* Begin Records shown *

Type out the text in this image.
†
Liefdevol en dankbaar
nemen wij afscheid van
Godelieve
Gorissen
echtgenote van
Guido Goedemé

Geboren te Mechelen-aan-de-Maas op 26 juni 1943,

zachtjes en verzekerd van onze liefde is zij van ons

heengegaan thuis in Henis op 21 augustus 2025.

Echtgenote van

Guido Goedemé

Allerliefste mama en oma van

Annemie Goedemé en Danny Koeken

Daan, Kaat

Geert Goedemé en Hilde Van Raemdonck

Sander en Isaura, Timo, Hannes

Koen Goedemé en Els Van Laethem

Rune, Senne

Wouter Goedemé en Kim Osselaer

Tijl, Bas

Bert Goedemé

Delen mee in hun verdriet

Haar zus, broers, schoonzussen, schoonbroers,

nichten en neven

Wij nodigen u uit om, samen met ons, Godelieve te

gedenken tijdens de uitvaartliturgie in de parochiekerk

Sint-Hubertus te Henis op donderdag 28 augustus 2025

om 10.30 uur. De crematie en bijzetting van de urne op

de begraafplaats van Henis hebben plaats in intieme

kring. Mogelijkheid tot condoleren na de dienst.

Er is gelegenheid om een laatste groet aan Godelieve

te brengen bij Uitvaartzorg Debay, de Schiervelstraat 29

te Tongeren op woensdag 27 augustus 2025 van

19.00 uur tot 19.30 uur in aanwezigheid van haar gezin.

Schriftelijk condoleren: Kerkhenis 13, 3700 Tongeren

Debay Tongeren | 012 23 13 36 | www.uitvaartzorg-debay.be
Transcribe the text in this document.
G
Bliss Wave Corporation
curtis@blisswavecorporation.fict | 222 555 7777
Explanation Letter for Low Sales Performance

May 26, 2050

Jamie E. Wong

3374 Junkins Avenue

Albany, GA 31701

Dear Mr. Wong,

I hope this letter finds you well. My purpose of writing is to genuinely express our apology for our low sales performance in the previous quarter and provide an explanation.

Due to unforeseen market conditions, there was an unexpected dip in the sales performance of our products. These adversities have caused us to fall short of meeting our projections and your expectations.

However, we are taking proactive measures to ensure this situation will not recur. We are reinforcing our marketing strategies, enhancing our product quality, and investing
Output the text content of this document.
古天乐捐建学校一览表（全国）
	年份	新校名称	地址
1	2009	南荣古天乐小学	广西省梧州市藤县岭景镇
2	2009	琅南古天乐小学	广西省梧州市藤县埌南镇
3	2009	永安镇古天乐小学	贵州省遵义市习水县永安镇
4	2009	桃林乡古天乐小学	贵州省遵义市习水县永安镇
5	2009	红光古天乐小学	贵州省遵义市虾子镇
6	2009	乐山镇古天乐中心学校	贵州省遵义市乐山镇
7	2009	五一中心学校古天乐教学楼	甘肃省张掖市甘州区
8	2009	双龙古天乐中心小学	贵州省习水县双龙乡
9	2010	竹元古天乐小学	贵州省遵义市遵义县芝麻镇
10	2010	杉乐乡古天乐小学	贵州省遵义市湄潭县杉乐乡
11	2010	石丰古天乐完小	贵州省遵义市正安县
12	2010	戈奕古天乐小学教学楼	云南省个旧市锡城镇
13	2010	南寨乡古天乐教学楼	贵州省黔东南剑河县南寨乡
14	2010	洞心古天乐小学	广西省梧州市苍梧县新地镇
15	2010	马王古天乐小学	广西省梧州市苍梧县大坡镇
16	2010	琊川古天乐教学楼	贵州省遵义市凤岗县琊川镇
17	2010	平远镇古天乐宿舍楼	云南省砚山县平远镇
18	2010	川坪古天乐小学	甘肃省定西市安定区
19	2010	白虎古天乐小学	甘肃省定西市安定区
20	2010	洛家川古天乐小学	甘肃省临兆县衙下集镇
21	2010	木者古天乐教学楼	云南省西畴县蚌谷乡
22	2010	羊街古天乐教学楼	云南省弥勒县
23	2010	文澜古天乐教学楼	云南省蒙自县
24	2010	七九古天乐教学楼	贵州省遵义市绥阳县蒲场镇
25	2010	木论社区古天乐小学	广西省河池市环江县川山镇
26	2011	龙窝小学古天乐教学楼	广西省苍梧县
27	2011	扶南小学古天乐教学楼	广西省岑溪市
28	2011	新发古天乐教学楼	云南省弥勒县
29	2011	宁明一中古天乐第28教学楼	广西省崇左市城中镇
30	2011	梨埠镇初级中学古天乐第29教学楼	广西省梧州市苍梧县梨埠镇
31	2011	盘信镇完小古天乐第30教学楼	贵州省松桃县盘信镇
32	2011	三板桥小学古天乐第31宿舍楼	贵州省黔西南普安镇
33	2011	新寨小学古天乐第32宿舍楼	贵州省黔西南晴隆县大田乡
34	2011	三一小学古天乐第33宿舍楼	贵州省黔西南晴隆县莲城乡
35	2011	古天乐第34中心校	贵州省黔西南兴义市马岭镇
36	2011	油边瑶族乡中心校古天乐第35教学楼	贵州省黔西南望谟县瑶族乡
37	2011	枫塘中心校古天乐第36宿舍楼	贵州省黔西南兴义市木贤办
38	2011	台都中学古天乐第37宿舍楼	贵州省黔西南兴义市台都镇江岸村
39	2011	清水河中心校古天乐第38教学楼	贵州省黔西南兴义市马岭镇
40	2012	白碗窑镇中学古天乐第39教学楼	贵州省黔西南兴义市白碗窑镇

* End Records shown *

→ **Directions**:
Pull out all lines in the data above that include "condoleren".

→ **Result of this exercise**:
kring. Mogelijkheid tot condoleren na de dienst.
Schriftelijk condoleren: Kerkhenis 13, 3700 Tongeren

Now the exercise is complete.